• [TASK STATEMENT]:
Without pictures, output exactly the lines running from the line containing "Transcribe this image's" to the end of the listing below.

• [SUPPLIED INFORMATION]:

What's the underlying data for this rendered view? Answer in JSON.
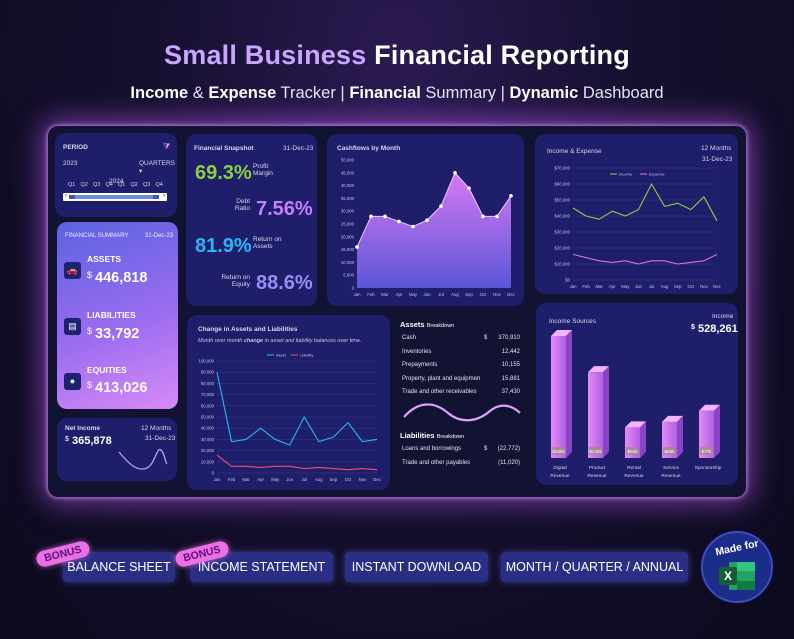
{
  "header": {
    "title_part1": "Small Business",
    "title_part2": "Financial Reporting",
    "subtitle": [
      {
        "text": "Income",
        "bold": true
      },
      {
        "text": " & ",
        "bold": false
      },
      {
        "text": "Expense",
        "bold": true
      },
      {
        "text": " Tracker | ",
        "bold": false
      },
      {
        "text": "Financial",
        "bold": true
      },
      {
        "text": " Summary | ",
        "bold": false
      },
      {
        "text": "Dynamic",
        "bold": true
      },
      {
        "text": " Dashboard",
        "bold": false
      }
    ]
  },
  "period": {
    "label": "PERIOD",
    "granularity": "QUARTERS",
    "years": [
      "2023",
      "2024"
    ],
    "quarters": [
      "Q1",
      "Q2",
      "Q3",
      "Q4",
      "Q1",
      "Q2",
      "Q3",
      "Q4"
    ]
  },
  "financial_summary": {
    "title": "FINANCIAL SUMMARY",
    "date": "31-Dec-23",
    "items": [
      {
        "name": "ASSETS",
        "currency": "$",
        "value": "446,818",
        "icon": "car-icon"
      },
      {
        "name": "LIABILITIES",
        "currency": "$",
        "value": "33,792",
        "icon": "cash-icon"
      },
      {
        "name": "EQUITIES",
        "currency": "$",
        "value": "413,026",
        "icon": "piggy-bank-icon"
      }
    ]
  },
  "net_income": {
    "title": "Net Income",
    "currency": "$",
    "value": "365,878",
    "months": "12",
    "months_label": "Months",
    "date": "31-Dec-23"
  },
  "snapshot": {
    "title": "Financial Snapshot",
    "date": "31-Dec-23",
    "profit_margin": {
      "value": "69.3%",
      "label1": "Profit",
      "label2": "Margin"
    },
    "debt_ratio": {
      "value": "7.56%",
      "label1": "Debt",
      "label2": "Ratio"
    },
    "return_assets": {
      "value": "81.9%",
      "label1": "Return on",
      "label2": "Assets"
    },
    "return_equity": {
      "value": "88.6%",
      "label1": "Return on",
      "label2": "Equity"
    }
  },
  "cashflows": {
    "title": "Cashflows by Month"
  },
  "income_expense": {
    "title": "Income & Expense",
    "months": "12",
    "months_label": "Months",
    "date": "31-Dec-23"
  },
  "change_assets": {
    "title": "Change in Assets and Liabilities",
    "subtitle_pre": "Month over month ",
    "subtitle_bold": "change",
    "subtitle_post": " in asset and liability balances over time."
  },
  "assets_breakdown": {
    "title": "Assets",
    "title_suffix": "Breakdown",
    "rows": [
      {
        "label": "Cash",
        "currency": "$",
        "value": "370,910"
      },
      {
        "label": "Inventories",
        "currency": "",
        "value": "12,442"
      },
      {
        "label": "Prepayments",
        "currency": "",
        "value": "10,155"
      },
      {
        "label": "Property, plant and equipmen",
        "currency": "",
        "value": "15,881"
      },
      {
        "label": "Trade and other receivables",
        "currency": "",
        "value": "37,430"
      }
    ]
  },
  "liabilities_breakdown": {
    "title": "Liabilities",
    "title_suffix": "Breakdown",
    "rows": [
      {
        "label": "Loans and borrowings",
        "currency": "$",
        "value": "(22,772)"
      },
      {
        "label": "Trade and other payables",
        "currency": "",
        "value": "(11,020)"
      }
    ]
  },
  "income_sources": {
    "title": "Income Sources",
    "total_label": "Income",
    "currency": "$",
    "total": "528,261"
  },
  "footer": {
    "pills": [
      "BALANCE SHEET",
      "INCOME STATEMENT",
      "INSTANT DOWNLOAD",
      "MONTH / QUARTER / ANNUAL"
    ],
    "bonus_label": "BONUS",
    "made_for": "Made for",
    "excel_letter": "X"
  },
  "colors": {
    "accent_purple": "#c77dff",
    "green": "#8bd13d",
    "cyan": "#29b6f6",
    "pink": "#e070e0",
    "card": "#1e1e6a"
  },
  "chart_data": [
    {
      "type": "area",
      "title": "Cashflows by Month",
      "categories": [
        "Jan",
        "Feb",
        "Mar",
        "Apr",
        "May",
        "Jun",
        "Jul",
        "Aug",
        "Sep",
        "Oct",
        "Nov",
        "Dec"
      ],
      "values": [
        16000,
        28000,
        28000,
        26000,
        24000,
        26500,
        32000,
        45000,
        39000,
        28000,
        28000,
        36000
      ],
      "yticks": [
        "50,000",
        "45,000",
        "40,000",
        "35,000",
        "30,000",
        "25,000",
        "20,000",
        "15,000",
        "10,000",
        "5,000",
        "0"
      ],
      "ylim": [
        0,
        50000
      ]
    },
    {
      "type": "line",
      "title": "Income & Expense",
      "categories": [
        "Jan",
        "Feb",
        "Mar",
        "Apr",
        "May",
        "Jun",
        "Jul",
        "Aug",
        "Sep",
        "Oct",
        "Nov",
        "Dec"
      ],
      "series": [
        {
          "name": "Income",
          "color": "#8bd13d",
          "values": [
            45000,
            40000,
            38000,
            43000,
            40000,
            44000,
            60000,
            46000,
            48000,
            44000,
            52000,
            37000
          ]
        },
        {
          "name": "Expense",
          "color": "#e070e0",
          "values": [
            16000,
            14000,
            12000,
            11000,
            12000,
            10000,
            12000,
            12000,
            10000,
            11000,
            12000,
            16000
          ]
        }
      ],
      "yticks": [
        "$70,000",
        "$60,000",
        "$50,000",
        "$40,000",
        "$30,000",
        "$20,000",
        "$10,000",
        "$0"
      ],
      "ylim": [
        0,
        70000
      ]
    },
    {
      "type": "line",
      "title": "Change in Assets and Liabilities",
      "categories": [
        "Jan",
        "Feb",
        "Mar",
        "Apr",
        "May",
        "Jun",
        "Jul",
        "Aug",
        "Sep",
        "Oct",
        "Nov",
        "Dec"
      ],
      "series": [
        {
          "name": "Asset",
          "color": "#29b6f6",
          "values": [
            90000,
            28000,
            30000,
            40000,
            30000,
            25000,
            50000,
            28000,
            32000,
            45000,
            28000,
            30000
          ]
        },
        {
          "name": "Liability",
          "color": "#f05070",
          "values": [
            16000,
            6000,
            6000,
            5000,
            6000,
            6000,
            4000,
            5000,
            4000,
            3000,
            4000,
            3000
          ]
        }
      ],
      "yticks": [
        "100,000",
        "90,000",
        "80,000",
        "70,000",
        "60,000",
        "50,000",
        "40,000",
        "30,000",
        "20,000",
        "10,000",
        "0"
      ],
      "ylim": [
        0,
        100000
      ]
    },
    {
      "type": "bar",
      "title": "Income Sources",
      "categories": [
        "Digital Revenue",
        "Product Revenue",
        "Rental Revenue",
        "Service Revenue",
        "Sponsorship"
      ],
      "values": [
        199000,
        140000,
        50000,
        59000,
        77000
      ],
      "data_labels": [
        "$199k",
        "$140k",
        "$50k",
        "$59k",
        "$77k"
      ]
    }
  ]
}
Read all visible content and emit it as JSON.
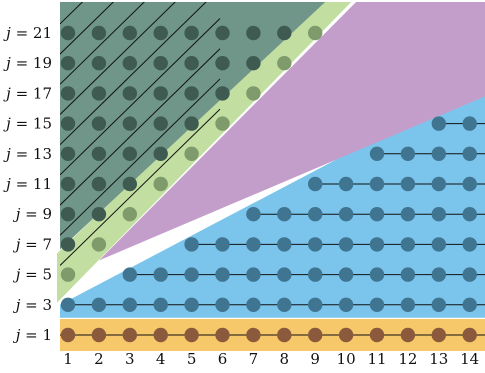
{
  "x_labels": [
    "1",
    "2",
    "3",
    "4",
    "5",
    "6",
    "7",
    "8",
    "9",
    "10",
    "11",
    "12",
    "13",
    "14"
  ],
  "y_labels": [
    {
      "j": 1,
      "text": "j = 1"
    },
    {
      "j": 3,
      "text": "j = 3"
    },
    {
      "j": 5,
      "text": "j = 5"
    },
    {
      "j": 7,
      "text": "j = 7"
    },
    {
      "j": 9,
      "text": "j = 9"
    },
    {
      "j": 11,
      "text": "j = 11"
    },
    {
      "j": 13,
      "text": "j = 13"
    },
    {
      "j": 15,
      "text": "j = 15"
    },
    {
      "j": 17,
      "text": "j = 17"
    },
    {
      "j": 19,
      "text": "j = 19"
    },
    {
      "j": 21,
      "text": "j = 21"
    }
  ],
  "rows": [
    {
      "j": 1,
      "start_x": 1,
      "end_x": 14,
      "zone": "orange"
    },
    {
      "j": 3,
      "start_x": 1,
      "end_x": 14,
      "zone": "blue"
    },
    {
      "j": 5,
      "start_x": 3,
      "end_x": 14,
      "zone": "blue"
    },
    {
      "j": 7,
      "start_x": 5,
      "end_x": 14,
      "zone": "blue"
    },
    {
      "j": 9,
      "start_x": 7,
      "end_x": 14,
      "zone": "blue"
    },
    {
      "j": 11,
      "start_x": 9,
      "end_x": 14,
      "zone": "blue"
    },
    {
      "j": 13,
      "start_x": 11,
      "end_x": 14,
      "zone": "blue"
    },
    {
      "j": 15,
      "start_x": 13,
      "end_x": 14,
      "zone": "blue"
    }
  ],
  "upper_rows": [
    {
      "j": 5,
      "green_x": 1
    },
    {
      "j": 7,
      "green_x": 2
    },
    {
      "j": 9,
      "green_x": 3
    },
    {
      "j": 11,
      "green_x": 4
    },
    {
      "j": 13,
      "green_x": 5
    },
    {
      "j": 15,
      "green_x": 6
    },
    {
      "j": 17,
      "green_x": 7
    },
    {
      "j": 19,
      "green_x": 8
    },
    {
      "j": 21,
      "green_x": 9
    }
  ],
  "colors": {
    "orange_band": "#f7c86a",
    "orange_node": "#8b5a3c",
    "blue_region": "#7bc4ec",
    "blue_node": "#3f7590",
    "purple_region": "#c49ecb",
    "green_band": "#c2dfa1",
    "green_node": "#7f9a6b",
    "teal_region": "#6f9689",
    "teal_node": "#3e5a51",
    "line": "#111111"
  }
}
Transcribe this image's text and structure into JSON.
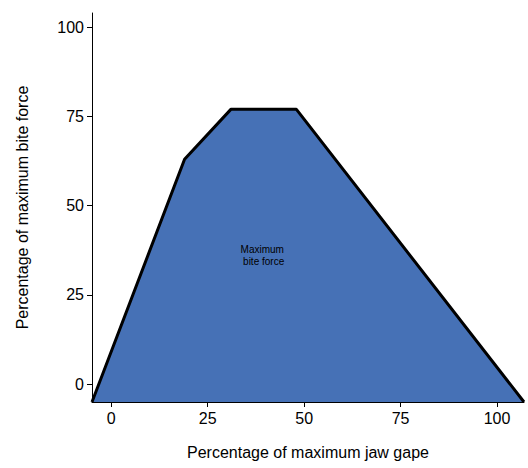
{
  "chart_data": {
    "type": "area",
    "x": [
      -5,
      19,
      31,
      48,
      107
    ],
    "values": [
      -5,
      63,
      77,
      77,
      -5
    ],
    "color": "#4671b6",
    "x_label": "Percentage of maximum jaw gape",
    "y_label": "Percentage of maximum bite force",
    "xlim": [
      -5,
      107
    ],
    "ylim": [
      -5,
      104
    ],
    "xticks": [
      0,
      25,
      50,
      75,
      100
    ],
    "yticks": [
      0,
      25,
      50,
      75,
      100
    ],
    "grid": false,
    "highlight": {
      "label": "Maximum bite force",
      "x": [
        31,
        48
      ],
      "y": [
        -5,
        77
      ],
      "color": "#ababab"
    }
  }
}
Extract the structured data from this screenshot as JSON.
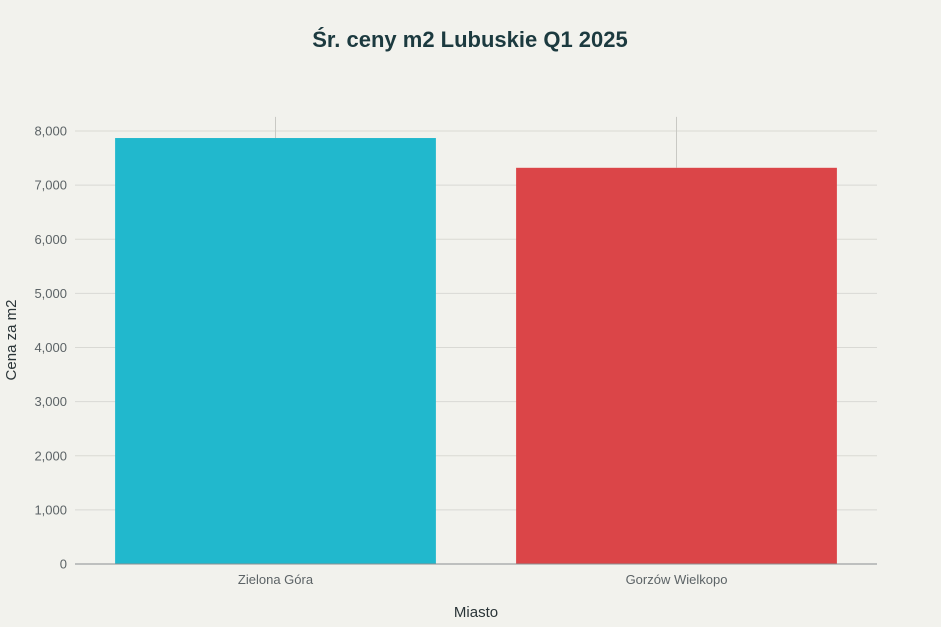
{
  "chart_data": {
    "type": "bar",
    "title": "Śr. ceny m2 Lubuskie Q1 2025",
    "xlabel": "Miasto",
    "ylabel": "Cena za m2",
    "categories": [
      "Zielona Góra",
      "Gorzów Wielkopo"
    ],
    "values": [
      7870,
      7320
    ],
    "error_bars": [
      {
        "low": 7870,
        "high": 8260
      },
      {
        "low": 7320,
        "high": 8260
      }
    ],
    "bar_colors": [
      "#21b8cd",
      "#db4548"
    ],
    "ylim": [
      0,
      8000
    ],
    "yticks": [
      0,
      1000,
      2000,
      3000,
      4000,
      5000,
      6000,
      7000,
      8000
    ],
    "ytick_labels": [
      "0",
      "1,000",
      "2,000",
      "3,000",
      "4,000",
      "5,000",
      "6,000",
      "7,000",
      "8,000"
    ],
    "grid": true,
    "legend": "none"
  },
  "colors": {
    "background": "#f2f2ed",
    "grid": "#d9d9d4",
    "axis": "#8a8f91"
  }
}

• [THE REPLY]:
Transcribe this image's text and structure into JSON.
{
  "chart_data": {
    "type": "area",
    "x": [
      -5,
      19,
      31,
      48,
      107
    ],
    "values": [
      -5,
      63,
      77,
      77,
      -5
    ],
    "color": "#4671b6",
    "x_label": "Percentage of maximum jaw gape",
    "y_label": "Percentage of maximum bite force",
    "xlim": [
      -5,
      107
    ],
    "ylim": [
      -5,
      104
    ],
    "xticks": [
      0,
      25,
      50,
      75,
      100
    ],
    "yticks": [
      0,
      25,
      50,
      75,
      100
    ],
    "grid": false,
    "highlight": {
      "label": "Maximum bite force",
      "x": [
        31,
        48
      ],
      "y": [
        -5,
        77
      ],
      "color": "#ababab"
    }
  }
}
Extract the structured data from this screenshot as JSON.
{
  "chart_data": {
    "type": "bar",
    "title": "Śr. ceny m2 Lubuskie Q1 2025",
    "xlabel": "Miasto",
    "ylabel": "Cena za m2",
    "categories": [
      "Zielona Góra",
      "Gorzów Wielkopo"
    ],
    "values": [
      7870,
      7320
    ],
    "error_bars": [
      {
        "low": 7870,
        "high": 8260
      },
      {
        "low": 7320,
        "high": 8260
      }
    ],
    "bar_colors": [
      "#21b8cd",
      "#db4548"
    ],
    "ylim": [
      0,
      8000
    ],
    "yticks": [
      0,
      1000,
      2000,
      3000,
      4000,
      5000,
      6000,
      7000,
      8000
    ],
    "ytick_labels": [
      "0",
      "1,000",
      "2,000",
      "3,000",
      "4,000",
      "5,000",
      "6,000",
      "7,000",
      "8,000"
    ],
    "grid": true,
    "legend": "none"
  },
  "colors": {
    "background": "#f2f2ed",
    "grid": "#d9d9d4",
    "axis": "#8a8f91"
  }
}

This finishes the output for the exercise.